Problem statement:
Give the data again, word for word.

Material for the task:
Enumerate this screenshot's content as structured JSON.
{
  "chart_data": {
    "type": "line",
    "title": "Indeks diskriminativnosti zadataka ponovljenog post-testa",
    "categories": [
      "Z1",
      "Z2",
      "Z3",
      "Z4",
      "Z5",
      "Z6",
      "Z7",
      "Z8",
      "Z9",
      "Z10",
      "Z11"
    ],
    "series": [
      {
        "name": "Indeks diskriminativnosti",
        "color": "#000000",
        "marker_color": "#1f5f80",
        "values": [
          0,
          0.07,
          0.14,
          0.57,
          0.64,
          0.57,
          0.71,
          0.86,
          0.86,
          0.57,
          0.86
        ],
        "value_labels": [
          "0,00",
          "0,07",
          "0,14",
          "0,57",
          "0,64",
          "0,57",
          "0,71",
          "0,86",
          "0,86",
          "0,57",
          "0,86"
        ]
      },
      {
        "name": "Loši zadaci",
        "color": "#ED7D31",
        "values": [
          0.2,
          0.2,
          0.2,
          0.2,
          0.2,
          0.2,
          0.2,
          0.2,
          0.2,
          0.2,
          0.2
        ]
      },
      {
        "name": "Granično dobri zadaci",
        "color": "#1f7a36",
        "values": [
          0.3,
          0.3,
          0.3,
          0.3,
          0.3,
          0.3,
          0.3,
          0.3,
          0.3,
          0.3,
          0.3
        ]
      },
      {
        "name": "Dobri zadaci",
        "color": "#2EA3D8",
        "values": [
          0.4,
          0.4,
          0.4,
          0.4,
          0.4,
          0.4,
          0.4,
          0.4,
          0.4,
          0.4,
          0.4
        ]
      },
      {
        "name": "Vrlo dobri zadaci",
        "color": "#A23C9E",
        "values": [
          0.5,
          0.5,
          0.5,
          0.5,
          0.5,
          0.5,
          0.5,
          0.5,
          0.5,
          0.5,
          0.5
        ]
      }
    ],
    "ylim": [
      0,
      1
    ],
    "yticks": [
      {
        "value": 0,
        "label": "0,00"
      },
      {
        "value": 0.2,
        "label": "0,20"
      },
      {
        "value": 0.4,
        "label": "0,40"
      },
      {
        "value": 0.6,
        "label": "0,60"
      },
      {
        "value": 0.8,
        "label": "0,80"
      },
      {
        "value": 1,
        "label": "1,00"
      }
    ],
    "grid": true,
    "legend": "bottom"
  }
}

Finished exercise:
Enumerate this screenshot's content as structured JSON.
{
  "chart_data": {
    "type": "line",
    "title": "Indeks diskriminativnosti zadataka ponovljenog post-testa",
    "categories": [
      "Z1",
      "Z2",
      "Z3",
      "Z4",
      "Z5",
      "Z6",
      "Z7",
      "Z8",
      "Z9",
      "Z10",
      "Z11"
    ],
    "series": [
      {
        "name": "Indeks diskriminativnosti",
        "color": "#000000",
        "marker_color": "#1f5f80",
        "values": [
          0,
          0.07,
          0.14,
          0.57,
          0.64,
          0.57,
          0.71,
          0.86,
          0.86,
          0.57,
          0.86
        ],
        "value_labels": [
          "0,00",
          "0,07",
          "0,14",
          "0,57",
          "0,64",
          "0,57",
          "0,71",
          "0,86",
          "0,86",
          "0,57",
          "0,86"
        ]
      },
      {
        "name": "Loši zadaci",
        "color": "#ED7D31",
        "values": [
          0.2,
          0.2,
          0.2,
          0.2,
          0.2,
          0.2,
          0.2,
          0.2,
          0.2,
          0.2,
          0.2
        ]
      },
      {
        "name": "Granično dobri zadaci",
        "color": "#1f7a36",
        "values": [
          0.3,
          0.3,
          0.3,
          0.3,
          0.3,
          0.3,
          0.3,
          0.3,
          0.3,
          0.3,
          0.3
        ]
      },
      {
        "name": "Dobri zadaci",
        "color": "#2EA3D8",
        "values": [
          0.4,
          0.4,
          0.4,
          0.4,
          0.4,
          0.4,
          0.4,
          0.4,
          0.4,
          0.4,
          0.4
        ]
      },
      {
        "name": "Vrlo dobri zadaci",
        "color": "#A23C9E",
        "values": [
          0.5,
          0.5,
          0.5,
          0.5,
          0.5,
          0.5,
          0.5,
          0.5,
          0.5,
          0.5,
          0.5
        ]
      }
    ],
    "ylim": [
      0,
      1
    ],
    "yticks": [
      {
        "value": 0,
        "label": "0,00"
      },
      {
        "value": 0.2,
        "label": "0,20"
      },
      {
        "value": 0.4,
        "label": "0,40"
      },
      {
        "value": 0.6,
        "label": "0,60"
      },
      {
        "value": 0.8,
        "label": "0,80"
      },
      {
        "value": 1,
        "label": "1,00"
      }
    ],
    "grid": true,
    "legend": "bottom"
  }
}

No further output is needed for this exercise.